DESCRIPTION OF THE TASK: Scan the data for "Base" and copy the lines it appears in.

begin

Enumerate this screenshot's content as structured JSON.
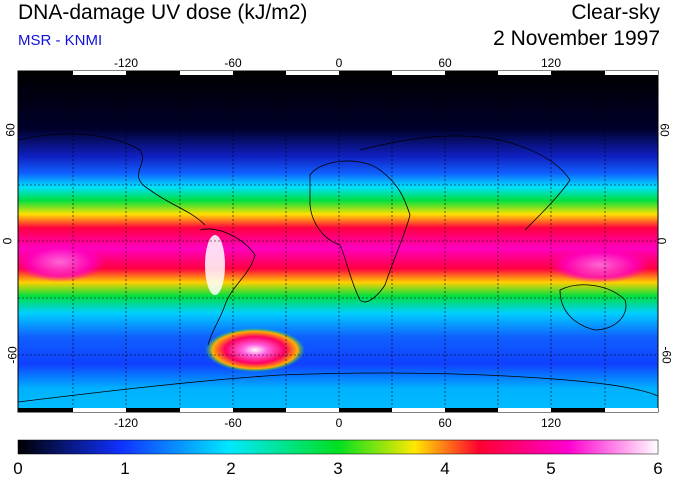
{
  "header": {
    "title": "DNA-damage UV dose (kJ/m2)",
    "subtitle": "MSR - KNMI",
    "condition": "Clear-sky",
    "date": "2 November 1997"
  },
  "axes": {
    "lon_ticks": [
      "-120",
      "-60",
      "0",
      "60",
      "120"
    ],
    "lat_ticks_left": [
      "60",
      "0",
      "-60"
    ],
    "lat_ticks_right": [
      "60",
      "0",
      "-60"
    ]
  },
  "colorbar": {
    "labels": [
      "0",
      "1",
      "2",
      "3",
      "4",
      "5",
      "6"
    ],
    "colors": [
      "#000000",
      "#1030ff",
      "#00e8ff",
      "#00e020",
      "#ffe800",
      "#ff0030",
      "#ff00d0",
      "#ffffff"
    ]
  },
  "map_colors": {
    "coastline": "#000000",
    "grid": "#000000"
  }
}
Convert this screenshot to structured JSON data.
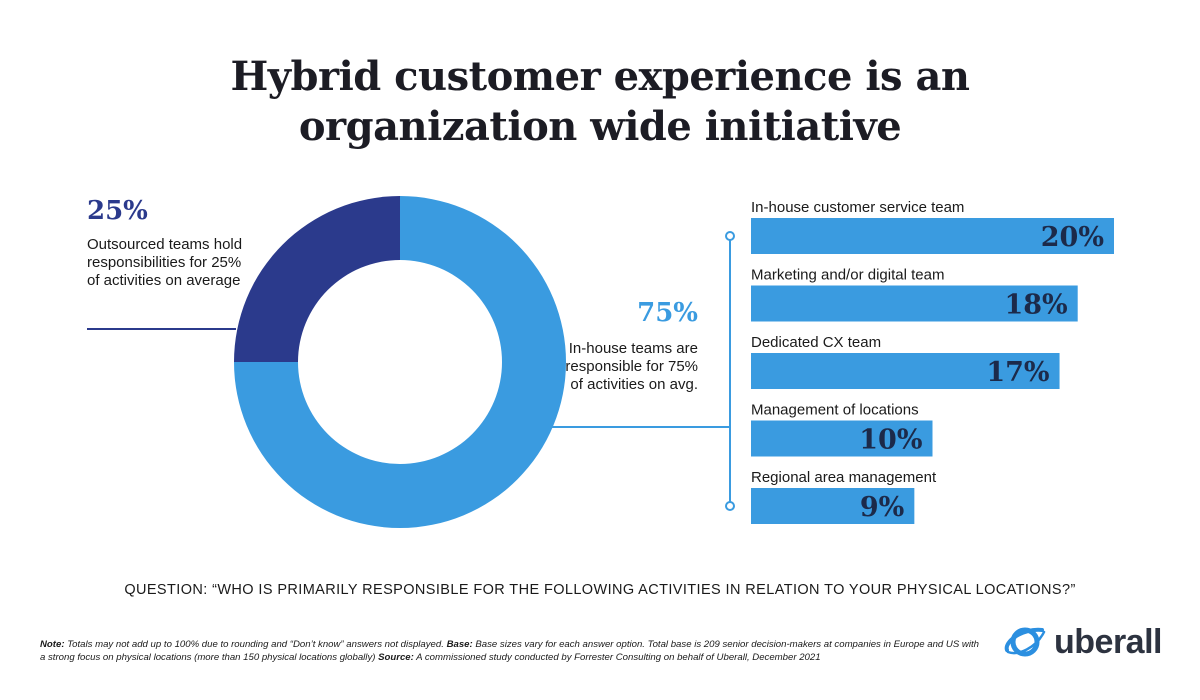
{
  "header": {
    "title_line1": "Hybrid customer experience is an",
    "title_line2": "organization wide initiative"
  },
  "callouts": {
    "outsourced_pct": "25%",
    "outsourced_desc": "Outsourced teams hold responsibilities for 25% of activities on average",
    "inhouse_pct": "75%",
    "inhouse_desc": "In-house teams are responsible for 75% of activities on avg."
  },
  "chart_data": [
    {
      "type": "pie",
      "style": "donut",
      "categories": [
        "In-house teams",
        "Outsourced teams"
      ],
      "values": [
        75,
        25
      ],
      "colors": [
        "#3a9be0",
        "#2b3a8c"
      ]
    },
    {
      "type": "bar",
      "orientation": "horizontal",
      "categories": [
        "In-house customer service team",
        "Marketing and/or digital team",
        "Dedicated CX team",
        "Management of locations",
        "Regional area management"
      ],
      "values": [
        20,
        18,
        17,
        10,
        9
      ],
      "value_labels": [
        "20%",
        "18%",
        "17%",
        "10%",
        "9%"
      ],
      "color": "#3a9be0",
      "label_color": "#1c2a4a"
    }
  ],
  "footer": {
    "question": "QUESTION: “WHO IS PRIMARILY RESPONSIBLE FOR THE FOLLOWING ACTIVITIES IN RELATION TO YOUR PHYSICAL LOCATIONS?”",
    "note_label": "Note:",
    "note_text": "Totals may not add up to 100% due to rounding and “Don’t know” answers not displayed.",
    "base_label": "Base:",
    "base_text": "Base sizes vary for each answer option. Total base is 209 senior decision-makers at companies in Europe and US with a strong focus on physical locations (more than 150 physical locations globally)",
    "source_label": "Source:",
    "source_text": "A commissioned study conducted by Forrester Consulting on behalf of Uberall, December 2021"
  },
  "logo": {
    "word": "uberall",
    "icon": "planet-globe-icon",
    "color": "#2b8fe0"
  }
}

end

ANSWER TO THIS EXERCISE:
    "base_label": "Base:",
    "base_text": "Base sizes vary for each answer option. Total base is 209 senior decision-makers at companies in Europe and US with a strong focus on physical locations (more than 150 physical locations globally)",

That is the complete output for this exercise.